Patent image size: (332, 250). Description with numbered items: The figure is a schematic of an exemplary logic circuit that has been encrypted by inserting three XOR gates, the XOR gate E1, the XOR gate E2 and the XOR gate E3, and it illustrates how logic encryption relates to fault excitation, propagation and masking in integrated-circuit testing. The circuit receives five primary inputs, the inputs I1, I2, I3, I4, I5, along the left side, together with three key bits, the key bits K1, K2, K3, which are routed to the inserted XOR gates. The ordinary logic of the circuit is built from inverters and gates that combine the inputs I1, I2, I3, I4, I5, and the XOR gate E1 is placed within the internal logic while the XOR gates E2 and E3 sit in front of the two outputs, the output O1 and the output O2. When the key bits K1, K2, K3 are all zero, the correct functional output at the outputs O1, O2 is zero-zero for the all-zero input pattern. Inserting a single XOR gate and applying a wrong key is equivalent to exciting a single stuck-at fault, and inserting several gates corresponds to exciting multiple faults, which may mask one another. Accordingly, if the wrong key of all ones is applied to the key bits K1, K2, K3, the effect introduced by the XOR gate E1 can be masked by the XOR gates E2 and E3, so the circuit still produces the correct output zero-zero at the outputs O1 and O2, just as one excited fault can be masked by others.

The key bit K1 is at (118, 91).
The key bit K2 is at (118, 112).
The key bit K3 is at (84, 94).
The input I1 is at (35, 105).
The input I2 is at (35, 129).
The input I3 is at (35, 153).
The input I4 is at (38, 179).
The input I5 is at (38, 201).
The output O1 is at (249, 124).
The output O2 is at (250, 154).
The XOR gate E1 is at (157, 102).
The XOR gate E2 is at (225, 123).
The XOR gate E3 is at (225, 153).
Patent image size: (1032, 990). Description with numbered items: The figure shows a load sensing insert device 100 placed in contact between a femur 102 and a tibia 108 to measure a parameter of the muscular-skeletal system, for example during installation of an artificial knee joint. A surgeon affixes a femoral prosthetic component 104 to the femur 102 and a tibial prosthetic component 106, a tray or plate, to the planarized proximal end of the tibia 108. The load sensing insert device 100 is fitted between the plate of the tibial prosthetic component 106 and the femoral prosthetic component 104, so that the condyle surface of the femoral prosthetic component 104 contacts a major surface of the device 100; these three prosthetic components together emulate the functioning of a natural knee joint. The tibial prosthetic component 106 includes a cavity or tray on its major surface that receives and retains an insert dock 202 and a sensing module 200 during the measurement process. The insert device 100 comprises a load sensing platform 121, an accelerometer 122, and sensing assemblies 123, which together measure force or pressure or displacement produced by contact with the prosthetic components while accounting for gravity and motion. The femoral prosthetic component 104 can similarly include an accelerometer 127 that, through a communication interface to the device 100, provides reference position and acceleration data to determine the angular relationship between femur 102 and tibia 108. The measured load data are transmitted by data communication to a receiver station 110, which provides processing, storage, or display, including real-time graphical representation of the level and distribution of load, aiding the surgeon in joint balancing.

════

Repeat all of the material above word for word, keeping every line as it appears.

» **Answer to the exercise**:
Patent image size: (332, 250). Description with numbered items: The figure is a schematic of an exemplary logic circuit that has been encrypted by inserting three XOR gates, the XOR gate E1, the XOR gate E2 and the XOR gate E3, and it illustrates how logic encryption relates to fault excitation, propagation and masking in integrated-circuit testing. The circuit receives five primary inputs, the inputs I1, I2, I3, I4, I5, along the left side, together with three key bits, the key bits K1, K2, K3, which are routed to the inserted XOR gates. The ordinary logic of the circuit is built from inverters and gates that combine the inputs I1, I2, I3, I4, I5, and the XOR gate E1 is placed within the internal logic while the XOR gates E2 and E3 sit in front of the two outputs, the output O1 and the output O2. When the key bits K1, K2, K3 are all zero, the correct functional output at the outputs O1, O2 is zero-zero for the all-zero input pattern. Inserting a single XOR gate and applying a wrong key is equivalent to exciting a single stuck-at fault, and inserting several gates corresponds to exciting multiple faults, which may mask one another. Accordingly, if the wrong key of all ones is applied to the key bits K1, K2, K3, the effect introduced by the XOR gate E1 can be masked by the XOR gates E2 and E3, so the circuit still produces the correct output zero-zero at the outputs O1 and O2, just as one excited fault can be masked by others.

The key bit K1 is at (118, 91).
The key bit K2 is at (118, 112).
The key bit K3 is at (84, 94).
The input I1 is at (35, 105).
The input I2 is at (35, 129).
The input I3 is at (35, 153).
The input I4 is at (38, 179).
The input I5 is at (38, 201).
The output O1 is at (249, 124).
The output O2 is at (250, 154).
The XOR gate E1 is at (157, 102).
The XOR gate E2 is at (225, 123).
The XOR gate E3 is at (225, 153).
Patent image size: (1032, 990). Description with numbered items: The figure shows a load sensing insert device 100 placed in contact between a femur 102 and a tibia 108 to measure a parameter of the muscular-skeletal system, for example during installation of an artificial knee joint. A surgeon affixes a femoral prosthetic component 104 to the femur 102 and a tibial prosthetic component 106, a tray or plate, to the planarized proximal end of the tibia 108. The load sensing insert device 100 is fitted between the plate of the tibial prosthetic component 106 and the femoral prosthetic component 104, so that the condyle surface of the femoral prosthetic component 104 contacts a major surface of the device 100; these three prosthetic components together emulate the functioning of a natural knee joint. The tibial prosthetic component 106 includes a cavity or tray on its major surface that receives and retains an insert dock 202 and a sensing module 200 during the measurement process. The insert device 100 comprises a load sensing platform 121, an accelerometer 122, and sensing assemblies 123, which together measure force or pressure or displacement produced by contact with the prosthetic components while accounting for gravity and motion. The femoral prosthetic component 104 can similarly include an accelerometer 127 that, through a communication interface to the device 100, provides reference position and acceleration data to determine the angular relationship between femur 102 and tibia 108. The measured load data are transmitted by data communication to a receiver station 110, which provides processing, storage, or display, including real-time graphical representation of the level and distribution of load, aiding the surgeon in joint balancing.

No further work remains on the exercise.